INFORMATION GIVEN —
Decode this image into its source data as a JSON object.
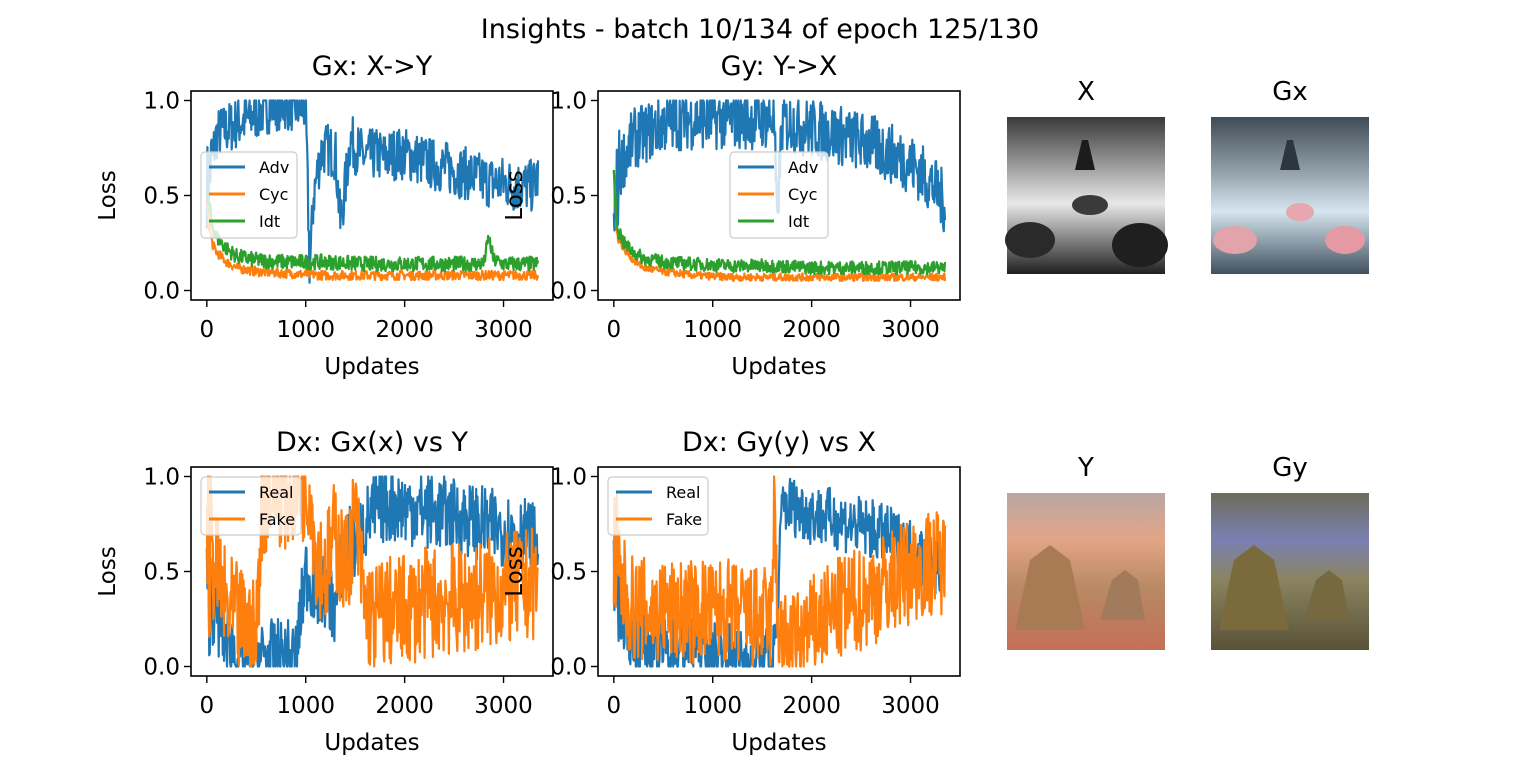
{
  "figure": {
    "suptitle": "Insights - batch 10/134 of epoch 125/130"
  },
  "chart_data": [
    {
      "type": "line",
      "title": "Gx: X->Y",
      "xlabel": "Updates",
      "ylabel": "Loss",
      "xlim": [
        -160,
        3500
      ],
      "ylim": [
        -0.05,
        1.05
      ],
      "xticks": [
        "0",
        "1000",
        "2000",
        "3000"
      ],
      "yticks": [
        "0.0",
        "0.5",
        "1.0"
      ],
      "legend_position": "center-left",
      "series": [
        {
          "name": "Adv",
          "color": "#1f77b4",
          "x": [
            0,
            100,
            200,
            300,
            400,
            500,
            600,
            700,
            800,
            900,
            1000,
            1040,
            1080,
            1150,
            1200,
            1300,
            1350,
            1400,
            1450,
            1500,
            1600,
            1700,
            1800,
            1900,
            2000,
            2100,
            2200,
            2300,
            2400,
            2500,
            2600,
            2700,
            2800,
            2900,
            3000,
            3100,
            3200,
            3300,
            3350
          ],
          "y": [
            0.55,
            0.82,
            0.85,
            0.88,
            0.9,
            0.93,
            0.96,
            0.98,
            0.98,
            0.97,
            0.96,
            0.1,
            0.5,
            0.72,
            0.75,
            0.72,
            0.35,
            0.55,
            0.8,
            0.75,
            0.7,
            0.72,
            0.7,
            0.72,
            0.72,
            0.7,
            0.68,
            0.66,
            0.65,
            0.63,
            0.62,
            0.6,
            0.58,
            0.57,
            0.57,
            0.55,
            0.55,
            0.55,
            0.6
          ]
        },
        {
          "name": "Cyc",
          "color": "#ff7f0e",
          "x": [
            0,
            50,
            100,
            200,
            300,
            500,
            800,
            1200,
            1600,
            2000,
            2500,
            3000,
            3350
          ],
          "y": [
            0.45,
            0.25,
            0.2,
            0.15,
            0.12,
            0.1,
            0.09,
            0.08,
            0.08,
            0.08,
            0.08,
            0.08,
            0.08
          ]
        },
        {
          "name": "Idt",
          "color": "#2ca02c",
          "x": [
            0,
            50,
            100,
            200,
            300,
            500,
            800,
            1200,
            1600,
            2000,
            2400,
            2800,
            2850,
            2900,
            3000,
            3350
          ],
          "y": [
            0.5,
            0.35,
            0.28,
            0.22,
            0.18,
            0.16,
            0.15,
            0.15,
            0.14,
            0.14,
            0.14,
            0.14,
            0.28,
            0.16,
            0.14,
            0.14
          ]
        }
      ]
    },
    {
      "type": "line",
      "title": "Gy: Y->X",
      "xlabel": "Updates",
      "ylabel": "Loss",
      "xlim": [
        -160,
        3500
      ],
      "ylim": [
        -0.05,
        1.05
      ],
      "xticks": [
        "0",
        "1000",
        "2000",
        "3000"
      ],
      "yticks": [
        "0.0",
        "0.5",
        "1.0"
      ],
      "legend_position": "center",
      "series": [
        {
          "name": "Adv",
          "color": "#1f77b4",
          "x": [
            0,
            50,
            100,
            200,
            300,
            400,
            500,
            700,
            900,
            1100,
            1300,
            1500,
            1620,
            1650,
            1700,
            1800,
            2000,
            2200,
            2400,
            2600,
            2800,
            3000,
            3100,
            3200,
            3300,
            3350
          ],
          "y": [
            0.4,
            0.6,
            0.7,
            0.8,
            0.82,
            0.85,
            0.88,
            0.9,
            0.9,
            0.9,
            0.9,
            0.9,
            0.9,
            0.35,
            0.88,
            0.88,
            0.85,
            0.83,
            0.8,
            0.77,
            0.72,
            0.67,
            0.62,
            0.57,
            0.5,
            0.45
          ]
        },
        {
          "name": "Cyc",
          "color": "#ff7f0e",
          "x": [
            0,
            30,
            100,
            200,
            300,
            500,
            800,
            1200,
            1600,
            2000,
            2500,
            3000,
            3350
          ],
          "y": [
            0.65,
            0.3,
            0.22,
            0.16,
            0.12,
            0.1,
            0.08,
            0.07,
            0.07,
            0.07,
            0.07,
            0.07,
            0.07
          ]
        },
        {
          "name": "Idt",
          "color": "#2ca02c",
          "x": [
            0,
            30,
            100,
            200,
            300,
            500,
            800,
            1200,
            1600,
            2000,
            2500,
            3000,
            3350
          ],
          "y": [
            0.6,
            0.35,
            0.25,
            0.2,
            0.17,
            0.15,
            0.14,
            0.13,
            0.13,
            0.12,
            0.12,
            0.12,
            0.12
          ]
        }
      ]
    },
    {
      "type": "line",
      "title": "Dx: Gx(x) vs Y",
      "xlabel": "Updates",
      "ylabel": "Loss",
      "xlim": [
        -160,
        3500
      ],
      "ylim": [
        -0.05,
        1.05
      ],
      "xticks": [
        "0",
        "1000",
        "2000",
        "3000"
      ],
      "yticks": [
        "0.0",
        "0.5",
        "1.0"
      ],
      "legend_position": "top-left",
      "series": [
        {
          "name": "Real",
          "color": "#1f77b4",
          "x": [
            0,
            100,
            200,
            300,
            400,
            500,
            600,
            700,
            800,
            900,
            1000,
            1100,
            1200,
            1300,
            1400,
            1500,
            1600,
            1700,
            1800,
            1900,
            2000,
            2200,
            2400,
            2600,
            2800,
            3000,
            3200,
            3350
          ],
          "y": [
            0.4,
            0.25,
            0.15,
            0.08,
            0.05,
            0.05,
            0.05,
            0.05,
            0.05,
            0.05,
            0.5,
            0.4,
            0.4,
            0.3,
            0.7,
            0.65,
            0.75,
            0.82,
            0.85,
            0.85,
            0.84,
            0.82,
            0.8,
            0.78,
            0.75,
            0.72,
            0.7,
            0.65
          ]
        },
        {
          "name": "Fake",
          "color": "#ff7f0e",
          "x": [
            0,
            100,
            200,
            300,
            400,
            500,
            550,
            600,
            700,
            800,
            900,
            1000,
            1050,
            1100,
            1200,
            1300,
            1400,
            1500,
            1600,
            1700,
            1800,
            1900,
            2000,
            2200,
            2400,
            2600,
            2800,
            3000,
            3200,
            3350
          ],
          "y": [
            0.6,
            0.5,
            0.3,
            0.25,
            0.2,
            0.15,
            0.8,
            0.9,
            0.95,
            0.9,
            0.95,
            0.95,
            0.95,
            0.6,
            0.5,
            0.7,
            0.5,
            0.8,
            0.3,
            0.25,
            0.3,
            0.28,
            0.3,
            0.33,
            0.35,
            0.35,
            0.38,
            0.4,
            0.42,
            0.45
          ]
        }
      ]
    },
    {
      "type": "line",
      "title": "Dx: Gy(y) vs X",
      "xlabel": "Updates",
      "ylabel": "Loss",
      "xlim": [
        -160,
        3500
      ],
      "ylim": [
        -0.05,
        1.05
      ],
      "xticks": [
        "0",
        "1000",
        "2000",
        "3000"
      ],
      "yticks": [
        "0.0",
        "0.5",
        "1.0"
      ],
      "legend_position": "top-left",
      "series": [
        {
          "name": "Real",
          "color": "#1f77b4",
          "x": [
            0,
            100,
            200,
            300,
            400,
            500,
            700,
            900,
            1100,
            1300,
            1500,
            1600,
            1650,
            1700,
            1800,
            1900,
            2000,
            2200,
            2400,
            2600,
            2800,
            3000,
            3200,
            3350
          ],
          "y": [
            0.5,
            0.2,
            0.15,
            0.15,
            0.1,
            0.1,
            0.1,
            0.1,
            0.08,
            0.05,
            0.05,
            0.05,
            0.2,
            0.85,
            0.85,
            0.82,
            0.8,
            0.78,
            0.75,
            0.72,
            0.68,
            0.62,
            0.55,
            0.5
          ]
        },
        {
          "name": "Fake",
          "color": "#ff7f0e",
          "x": [
            0,
            100,
            200,
            300,
            400,
            500,
            600,
            700,
            800,
            900,
            1000,
            1100,
            1200,
            1300,
            1400,
            1500,
            1600,
            1620,
            1650,
            1700,
            1800,
            1900,
            2000,
            2200,
            2400,
            2600,
            2800,
            3000,
            3200,
            3350
          ],
          "y": [
            0.5,
            0.4,
            0.3,
            0.3,
            0.28,
            0.3,
            0.28,
            0.3,
            0.28,
            0.3,
            0.28,
            0.3,
            0.28,
            0.27,
            0.25,
            0.25,
            0.25,
            0.95,
            0.3,
            0.12,
            0.1,
            0.15,
            0.2,
            0.28,
            0.33,
            0.38,
            0.45,
            0.5,
            0.55,
            0.55
          ]
        }
      ]
    }
  ],
  "images": {
    "X": {
      "title": "X",
      "palette": [
        "#1c1c1c",
        "#585858",
        "#bdbdbd",
        "#ececec"
      ]
    },
    "Gx": {
      "title": "Gx",
      "palette": [
        "#2d3b47",
        "#6f7d86",
        "#c5d8e6",
        "#e59aa3"
      ]
    },
    "Y": {
      "title": "Y",
      "palette": [
        "#c9896a",
        "#e0a78a",
        "#a97b55",
        "#8a8a6e"
      ]
    },
    "Gy": {
      "title": "Gy",
      "palette": [
        "#4c4c34",
        "#7d7a55",
        "#7075a6",
        "#9a8f5a"
      ]
    }
  }
}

SHORT EXERCISE — Check each line of the records above for the string "center", and report every line that has it.

ANSWER TO THE EXERCISE —
      "legend_position": "center-left",
      "legend_position": "center",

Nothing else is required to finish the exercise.